====== TASK DATA

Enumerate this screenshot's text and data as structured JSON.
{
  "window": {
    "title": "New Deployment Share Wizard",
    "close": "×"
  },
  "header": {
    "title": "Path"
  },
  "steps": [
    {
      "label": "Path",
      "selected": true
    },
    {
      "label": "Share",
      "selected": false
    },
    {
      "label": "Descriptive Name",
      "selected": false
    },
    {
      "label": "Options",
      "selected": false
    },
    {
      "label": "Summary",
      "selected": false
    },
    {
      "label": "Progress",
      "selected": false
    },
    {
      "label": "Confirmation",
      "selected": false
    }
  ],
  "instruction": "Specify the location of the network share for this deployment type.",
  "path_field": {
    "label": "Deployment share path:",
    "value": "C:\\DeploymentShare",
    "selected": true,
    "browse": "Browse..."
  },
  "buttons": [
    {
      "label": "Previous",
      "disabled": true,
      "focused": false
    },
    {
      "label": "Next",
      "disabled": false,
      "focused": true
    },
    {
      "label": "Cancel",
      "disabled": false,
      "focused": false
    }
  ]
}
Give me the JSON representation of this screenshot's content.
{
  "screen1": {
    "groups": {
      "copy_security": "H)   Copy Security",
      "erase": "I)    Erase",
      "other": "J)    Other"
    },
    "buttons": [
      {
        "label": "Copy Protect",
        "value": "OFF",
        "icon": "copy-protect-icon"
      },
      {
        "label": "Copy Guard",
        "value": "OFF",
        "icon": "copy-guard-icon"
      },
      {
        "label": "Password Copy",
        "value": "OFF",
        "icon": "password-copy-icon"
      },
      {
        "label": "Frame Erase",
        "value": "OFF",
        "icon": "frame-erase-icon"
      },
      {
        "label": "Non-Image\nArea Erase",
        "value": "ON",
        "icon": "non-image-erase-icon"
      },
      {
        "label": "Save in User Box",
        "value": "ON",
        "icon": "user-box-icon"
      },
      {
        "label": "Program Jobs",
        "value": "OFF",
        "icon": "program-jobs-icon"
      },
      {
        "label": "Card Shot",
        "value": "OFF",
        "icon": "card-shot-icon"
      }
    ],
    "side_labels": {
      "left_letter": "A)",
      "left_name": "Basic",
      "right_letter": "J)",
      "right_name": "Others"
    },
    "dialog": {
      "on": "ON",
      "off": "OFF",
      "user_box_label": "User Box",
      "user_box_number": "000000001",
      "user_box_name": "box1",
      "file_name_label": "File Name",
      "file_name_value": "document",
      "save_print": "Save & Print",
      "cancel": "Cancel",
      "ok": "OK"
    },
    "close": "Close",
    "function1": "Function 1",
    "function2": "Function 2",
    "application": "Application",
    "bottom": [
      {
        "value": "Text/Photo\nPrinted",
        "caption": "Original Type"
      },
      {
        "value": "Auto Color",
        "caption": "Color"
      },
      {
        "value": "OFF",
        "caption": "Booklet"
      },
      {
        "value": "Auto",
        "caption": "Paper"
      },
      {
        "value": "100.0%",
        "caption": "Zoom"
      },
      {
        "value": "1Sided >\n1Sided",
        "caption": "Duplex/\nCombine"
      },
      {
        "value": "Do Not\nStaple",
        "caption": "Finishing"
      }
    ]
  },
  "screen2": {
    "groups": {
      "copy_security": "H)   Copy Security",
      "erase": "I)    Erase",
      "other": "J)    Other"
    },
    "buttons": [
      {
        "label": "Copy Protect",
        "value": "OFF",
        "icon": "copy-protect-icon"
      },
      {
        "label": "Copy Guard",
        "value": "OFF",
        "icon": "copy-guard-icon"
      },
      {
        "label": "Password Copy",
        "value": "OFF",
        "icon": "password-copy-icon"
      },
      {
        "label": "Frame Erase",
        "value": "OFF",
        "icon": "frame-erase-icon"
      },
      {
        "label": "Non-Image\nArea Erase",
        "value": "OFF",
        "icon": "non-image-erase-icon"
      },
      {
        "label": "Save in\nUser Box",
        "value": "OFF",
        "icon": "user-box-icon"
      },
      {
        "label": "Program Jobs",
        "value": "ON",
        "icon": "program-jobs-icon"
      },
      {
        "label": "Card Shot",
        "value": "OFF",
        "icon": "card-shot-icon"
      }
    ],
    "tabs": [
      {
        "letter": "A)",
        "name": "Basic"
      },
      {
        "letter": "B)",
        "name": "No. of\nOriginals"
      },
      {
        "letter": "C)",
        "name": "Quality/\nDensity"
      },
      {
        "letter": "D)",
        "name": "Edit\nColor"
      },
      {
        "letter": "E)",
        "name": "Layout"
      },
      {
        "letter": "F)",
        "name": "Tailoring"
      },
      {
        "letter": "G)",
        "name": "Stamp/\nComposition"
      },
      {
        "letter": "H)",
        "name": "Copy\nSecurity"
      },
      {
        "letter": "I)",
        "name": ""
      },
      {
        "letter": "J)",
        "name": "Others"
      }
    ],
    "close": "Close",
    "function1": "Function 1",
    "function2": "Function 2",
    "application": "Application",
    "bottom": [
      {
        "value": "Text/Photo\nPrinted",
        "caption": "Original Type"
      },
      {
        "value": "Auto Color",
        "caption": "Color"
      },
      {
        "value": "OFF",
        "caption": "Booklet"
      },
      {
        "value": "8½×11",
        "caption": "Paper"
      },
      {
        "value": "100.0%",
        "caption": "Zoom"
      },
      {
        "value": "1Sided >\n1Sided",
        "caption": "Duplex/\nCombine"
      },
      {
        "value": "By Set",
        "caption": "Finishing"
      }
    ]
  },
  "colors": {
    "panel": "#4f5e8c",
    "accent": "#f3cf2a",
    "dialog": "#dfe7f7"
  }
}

============

The whole listing above needs to be written out again exactly.

Enumerate this screenshot's text and data as structured JSON.
{
  "window": {
    "title": "New Deployment Share Wizard",
    "close": "×"
  },
  "header": {
    "title": "Path"
  },
  "steps": [
    {
      "label": "Path",
      "selected": true
    },
    {
      "label": "Share",
      "selected": false
    },
    {
      "label": "Descriptive Name",
      "selected": false
    },
    {
      "label": "Options",
      "selected": false
    },
    {
      "label": "Summary",
      "selected": false
    },
    {
      "label": "Progress",
      "selected": false
    },
    {
      "label": "Confirmation",
      "selected": false
    }
  ],
  "instruction": "Specify the location of the network share for this deployment type.",
  "path_field": {
    "label": "Deployment share path:",
    "value": "C:\\DeploymentShare",
    "selected": true,
    "browse": "Browse..."
  },
  "buttons": [
    {
      "label": "Previous",
      "disabled": true,
      "focused": false
    },
    {
      "label": "Next",
      "disabled": false,
      "focused": true
    },
    {
      "label": "Cancel",
      "disabled": false,
      "focused": false
    }
  ]
}
Give me the JSON representation of this screenshot's content.
{
  "screen1": {
    "groups": {
      "copy_security": "H)   Copy Security",
      "erase": "I)    Erase",
      "other": "J)    Other"
    },
    "buttons": [
      {
        "label": "Copy Protect",
        "value": "OFF",
        "icon": "copy-protect-icon"
      },
      {
        "label": "Copy Guard",
        "value": "OFF",
        "icon": "copy-guard-icon"
      },
      {
        "label": "Password Copy",
        "value": "OFF",
        "icon": "password-copy-icon"
      },
      {
        "label": "Frame Erase",
        "value": "OFF",
        "icon": "frame-erase-icon"
      },
      {
        "label": "Non-Image\nArea Erase",
        "value": "ON",
        "icon": "non-image-erase-icon"
      },
      {
        "label": "Save in User Box",
        "value": "ON",
        "icon": "user-box-icon"
      },
      {
        "label": "Program Jobs",
        "value": "OFF",
        "icon": "program-jobs-icon"
      },
      {
        "label": "Card Shot",
        "value": "OFF",
        "icon": "card-shot-icon"
      }
    ],
    "side_labels": {
      "left_letter": "A)",
      "left_name": "Basic",
      "right_letter": "J)",
      "right_name": "Others"
    },
    "dialog": {
      "on": "ON",
      "off": "OFF",
      "user_box_label": "User Box",
      "user_box_number": "000000001",
      "user_box_name": "box1",
      "file_name_label": "File Name",
      "file_name_value": "document",
      "save_print": "Save & Print",
      "cancel": "Cancel",
      "ok": "OK"
    },
    "close": "Close",
    "function1": "Function 1",
    "function2": "Function 2",
    "application": "Application",
    "bottom": [
      {
        "value": "Text/Photo\nPrinted",
        "caption": "Original Type"
      },
      {
        "value": "Auto Color",
        "caption": "Color"
      },
      {
        "value": "OFF",
        "caption": "Booklet"
      },
      {
        "value": "Auto",
        "caption": "Paper"
      },
      {
        "value": "100.0%",
        "caption": "Zoom"
      },
      {
        "value": "1Sided >\n1Sided",
        "caption": "Duplex/\nCombine"
      },
      {
        "value": "Do Not\nStaple",
        "caption": "Finishing"
      }
    ]
  },
  "screen2": {
    "groups": {
      "copy_security": "H)   Copy Security",
      "erase": "I)    Erase",
      "other": "J)    Other"
    },
    "buttons": [
      {
        "label": "Copy Protect",
        "value": "OFF",
        "icon": "copy-protect-icon"
      },
      {
        "label": "Copy Guard",
        "value": "OFF",
        "icon": "copy-guard-icon"
      },
      {
        "label": "Password Copy",
        "value": "OFF",
        "icon": "password-copy-icon"
      },
      {
        "label": "Frame Erase",
        "value": "OFF",
        "icon": "frame-erase-icon"
      },
      {
        "label": "Non-Image\nArea Erase",
        "value": "OFF",
        "icon": "non-image-erase-icon"
      },
      {
        "label": "Save in\nUser Box",
        "value": "OFF",
        "icon": "user-box-icon"
      },
      {
        "label": "Program Jobs",
        "value": "ON",
        "icon": "program-jobs-icon"
      },
      {
        "label": "Card Shot",
        "value": "OFF",
        "icon": "card-shot-icon"
      }
    ],
    "tabs": [
      {
        "letter": "A)",
        "name": "Basic"
      },
      {
        "letter": "B)",
        "name": "No. of\nOriginals"
      },
      {
        "letter": "C)",
        "name": "Quality/\nDensity"
      },
      {
        "letter": "D)",
        "name": "Edit\nColor"
      },
      {
        "letter": "E)",
        "name": "Layout"
      },
      {
        "letter": "F)",
        "name": "Tailoring"
      },
      {
        "letter": "G)",
        "name": "Stamp/\nComposition"
      },
      {
        "letter": "H)",
        "name": "Copy\nSecurity"
      },
      {
        "letter": "I)",
        "name": ""
      },
      {
        "letter": "J)",
        "name": "Others"
      }
    ],
    "close": "Close",
    "function1": "Function 1",
    "function2": "Function 2",
    "application": "Application",
    "bottom": [
      {
        "value": "Text/Photo\nPrinted",
        "caption": "Original Type"
      },
      {
        "value": "Auto Color",
        "caption": "Color"
      },
      {
        "value": "OFF",
        "caption": "Booklet"
      },
      {
        "value": "8½×11",
        "caption": "Paper"
      },
      {
        "value": "100.0%",
        "caption": "Zoom"
      },
      {
        "value": "1Sided >\n1Sided",
        "caption": "Duplex/\nCombine"
      },
      {
        "value": "By Set",
        "caption": "Finishing"
      }
    ]
  },
  "colors": {
    "panel": "#4f5e8c",
    "accent": "#f3cf2a",
    "dialog": "#dfe7f7"
  }
}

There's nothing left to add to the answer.